● Texte fourni
Haut lieu de la psychothérapie institutionnelle, la clinique psychiatrique de La Borde, près de Blois (Loir-et-Cher), continue à mettre en œuvre depuis plus de soixante-dix ans les principes d’une psychiatrie humaniste, malgré les pressions administratives et les politiques de santé actuelles.
C’est une aventure hors-normes qui se poursuit à La Borde depuis plus de soixante-dix ans.
Depuis qu’en avril 1953, le Dr Jean Oury, médecin psychiatre formé auprès du Dr François Tosquelles à l’hôpital psychiatrique de St Alban, en Lozère, y a posé ses valises accompagné d’une vingtaine de ses patients pour y mettre en œuvre les principes de ce que l’on appelle la psychothérapie institutionnelle. Une doctrine née au lendemain de la Seconde Guerre Mondiale qui repose sur une vision humaniste de la prise en charge des malades mentaux.
A La Borde, il n’y pas de quartiers d’isolement, pas de contention, pas de quartiers d’agités, mais une liberté de circulation totale. Il n’y a ni murs d’enceinte, ni barrières, les soignants - que l’on appelle ici des moniteurs - ne portent pas de blouses blanches et la vie sociale y est organisée par le Club thérapeutique, une instance indépendante à laquelle appartiennent tous les pensionnaires.

● Données fournies

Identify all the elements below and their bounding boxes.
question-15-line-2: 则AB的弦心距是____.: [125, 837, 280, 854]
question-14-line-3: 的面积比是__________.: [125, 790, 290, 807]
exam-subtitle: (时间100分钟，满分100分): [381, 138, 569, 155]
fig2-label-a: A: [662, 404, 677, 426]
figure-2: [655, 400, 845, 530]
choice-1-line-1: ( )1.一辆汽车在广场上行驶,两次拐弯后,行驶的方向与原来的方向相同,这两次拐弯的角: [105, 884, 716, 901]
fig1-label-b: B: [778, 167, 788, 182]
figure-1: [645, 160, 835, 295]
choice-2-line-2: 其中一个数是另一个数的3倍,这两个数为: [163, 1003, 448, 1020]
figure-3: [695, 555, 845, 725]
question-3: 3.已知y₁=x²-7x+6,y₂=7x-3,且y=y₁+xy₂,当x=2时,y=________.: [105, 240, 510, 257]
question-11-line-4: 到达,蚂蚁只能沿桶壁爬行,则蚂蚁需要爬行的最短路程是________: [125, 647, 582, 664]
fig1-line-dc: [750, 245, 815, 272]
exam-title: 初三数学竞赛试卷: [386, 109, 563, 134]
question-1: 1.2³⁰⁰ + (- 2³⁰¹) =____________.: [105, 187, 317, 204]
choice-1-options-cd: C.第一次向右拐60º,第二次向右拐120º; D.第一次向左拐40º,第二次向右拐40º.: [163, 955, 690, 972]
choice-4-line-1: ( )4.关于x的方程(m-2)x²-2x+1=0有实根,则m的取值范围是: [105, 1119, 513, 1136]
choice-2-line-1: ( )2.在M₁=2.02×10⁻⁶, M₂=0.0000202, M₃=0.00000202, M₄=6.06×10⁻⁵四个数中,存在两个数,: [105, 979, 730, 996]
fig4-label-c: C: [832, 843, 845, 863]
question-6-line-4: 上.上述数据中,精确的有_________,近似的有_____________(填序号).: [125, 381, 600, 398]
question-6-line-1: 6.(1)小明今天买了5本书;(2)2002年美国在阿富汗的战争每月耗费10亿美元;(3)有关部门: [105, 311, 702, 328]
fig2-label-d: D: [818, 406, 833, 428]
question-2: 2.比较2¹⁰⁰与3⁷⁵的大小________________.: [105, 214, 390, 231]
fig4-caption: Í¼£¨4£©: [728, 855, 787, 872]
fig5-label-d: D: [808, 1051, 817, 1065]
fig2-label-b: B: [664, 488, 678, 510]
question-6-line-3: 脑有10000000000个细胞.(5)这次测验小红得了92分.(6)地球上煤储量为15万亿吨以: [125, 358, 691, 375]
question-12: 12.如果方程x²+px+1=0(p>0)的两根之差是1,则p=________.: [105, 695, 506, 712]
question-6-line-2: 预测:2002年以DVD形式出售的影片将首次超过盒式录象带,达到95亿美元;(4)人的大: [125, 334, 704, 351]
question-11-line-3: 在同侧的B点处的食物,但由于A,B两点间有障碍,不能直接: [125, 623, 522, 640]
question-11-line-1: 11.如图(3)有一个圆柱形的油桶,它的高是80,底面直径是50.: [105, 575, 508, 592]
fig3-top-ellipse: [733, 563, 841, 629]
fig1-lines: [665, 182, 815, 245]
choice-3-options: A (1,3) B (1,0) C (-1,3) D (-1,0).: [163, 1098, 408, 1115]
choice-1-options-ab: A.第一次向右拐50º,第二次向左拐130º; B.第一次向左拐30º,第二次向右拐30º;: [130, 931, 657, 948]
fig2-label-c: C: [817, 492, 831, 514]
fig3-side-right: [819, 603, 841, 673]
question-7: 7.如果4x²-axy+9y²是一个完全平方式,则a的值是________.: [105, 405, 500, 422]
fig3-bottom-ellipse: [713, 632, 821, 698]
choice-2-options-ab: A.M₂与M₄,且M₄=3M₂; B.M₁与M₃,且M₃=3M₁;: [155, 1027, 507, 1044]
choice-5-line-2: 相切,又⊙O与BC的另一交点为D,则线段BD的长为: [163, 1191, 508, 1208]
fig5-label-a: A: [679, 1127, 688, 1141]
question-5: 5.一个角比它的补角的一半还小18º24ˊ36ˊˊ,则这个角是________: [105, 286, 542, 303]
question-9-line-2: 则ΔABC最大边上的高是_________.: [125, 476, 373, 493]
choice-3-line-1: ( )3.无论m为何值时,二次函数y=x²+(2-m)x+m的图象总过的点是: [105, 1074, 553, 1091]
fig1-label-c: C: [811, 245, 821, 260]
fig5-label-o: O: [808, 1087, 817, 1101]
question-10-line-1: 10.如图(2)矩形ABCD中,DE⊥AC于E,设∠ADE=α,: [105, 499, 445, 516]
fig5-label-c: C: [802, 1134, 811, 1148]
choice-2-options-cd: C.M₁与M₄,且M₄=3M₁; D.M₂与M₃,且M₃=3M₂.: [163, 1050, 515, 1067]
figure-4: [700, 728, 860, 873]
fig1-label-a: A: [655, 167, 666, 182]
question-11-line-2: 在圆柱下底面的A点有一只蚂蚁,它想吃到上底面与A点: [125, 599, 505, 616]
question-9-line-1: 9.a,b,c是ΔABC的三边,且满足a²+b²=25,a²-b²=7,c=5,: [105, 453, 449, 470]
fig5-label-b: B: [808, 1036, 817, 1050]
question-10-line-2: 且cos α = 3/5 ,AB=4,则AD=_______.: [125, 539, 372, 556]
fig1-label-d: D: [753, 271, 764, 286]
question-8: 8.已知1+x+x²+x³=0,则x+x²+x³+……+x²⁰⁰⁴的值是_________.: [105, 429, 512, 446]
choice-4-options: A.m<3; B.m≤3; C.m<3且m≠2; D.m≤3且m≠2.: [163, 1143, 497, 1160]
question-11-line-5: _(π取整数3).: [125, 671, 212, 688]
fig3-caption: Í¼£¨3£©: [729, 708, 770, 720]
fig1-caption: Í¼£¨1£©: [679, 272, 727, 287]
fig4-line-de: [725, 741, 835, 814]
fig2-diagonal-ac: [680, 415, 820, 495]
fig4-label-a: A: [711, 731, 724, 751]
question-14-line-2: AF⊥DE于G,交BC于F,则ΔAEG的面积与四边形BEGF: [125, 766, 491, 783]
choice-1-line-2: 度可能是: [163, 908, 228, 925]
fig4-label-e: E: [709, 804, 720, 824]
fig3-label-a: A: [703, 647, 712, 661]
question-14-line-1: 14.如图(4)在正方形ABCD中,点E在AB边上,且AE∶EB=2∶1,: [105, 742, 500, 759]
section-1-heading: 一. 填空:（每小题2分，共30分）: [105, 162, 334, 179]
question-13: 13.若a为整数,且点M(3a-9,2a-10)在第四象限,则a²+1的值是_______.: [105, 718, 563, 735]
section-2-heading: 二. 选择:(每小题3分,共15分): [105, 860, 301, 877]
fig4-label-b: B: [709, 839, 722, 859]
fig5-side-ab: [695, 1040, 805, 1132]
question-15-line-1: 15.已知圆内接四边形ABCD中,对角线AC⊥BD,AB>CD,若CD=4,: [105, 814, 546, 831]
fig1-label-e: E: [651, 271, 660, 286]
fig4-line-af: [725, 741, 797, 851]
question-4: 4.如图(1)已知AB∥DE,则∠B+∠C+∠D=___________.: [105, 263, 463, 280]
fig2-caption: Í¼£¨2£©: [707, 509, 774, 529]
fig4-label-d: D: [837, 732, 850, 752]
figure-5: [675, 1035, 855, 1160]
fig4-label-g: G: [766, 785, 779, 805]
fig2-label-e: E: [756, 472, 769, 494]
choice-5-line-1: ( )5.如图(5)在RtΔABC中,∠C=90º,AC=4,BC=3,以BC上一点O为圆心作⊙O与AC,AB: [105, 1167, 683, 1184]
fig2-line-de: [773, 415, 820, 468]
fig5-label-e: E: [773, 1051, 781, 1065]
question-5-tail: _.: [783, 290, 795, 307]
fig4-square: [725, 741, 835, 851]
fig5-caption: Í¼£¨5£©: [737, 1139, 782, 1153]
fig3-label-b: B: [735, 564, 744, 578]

● Consigne de l'exercice
Recopiez mot pour mot le passage du texte sur la clinique de La Borde, de « A La Borde, il » à « tous les pensionnaires. ». Vous n'avez pas besoin des items pour faire cet exercice.

● Corrigé
A La Borde, il n’y pas de quartiers d’isolement, pas de contention, pas de quartiers d’agités, mais une liberté de circulation totale. Il n’y a ni murs d’enceinte, ni barrières, les soignants - que l’on appelle ici des moniteurs - ne portent pas de blouses blanches et la vie sociale y est organisée par le Club thérapeutique, une instance indépendante à laquelle appartiennent tous les pensionnaires.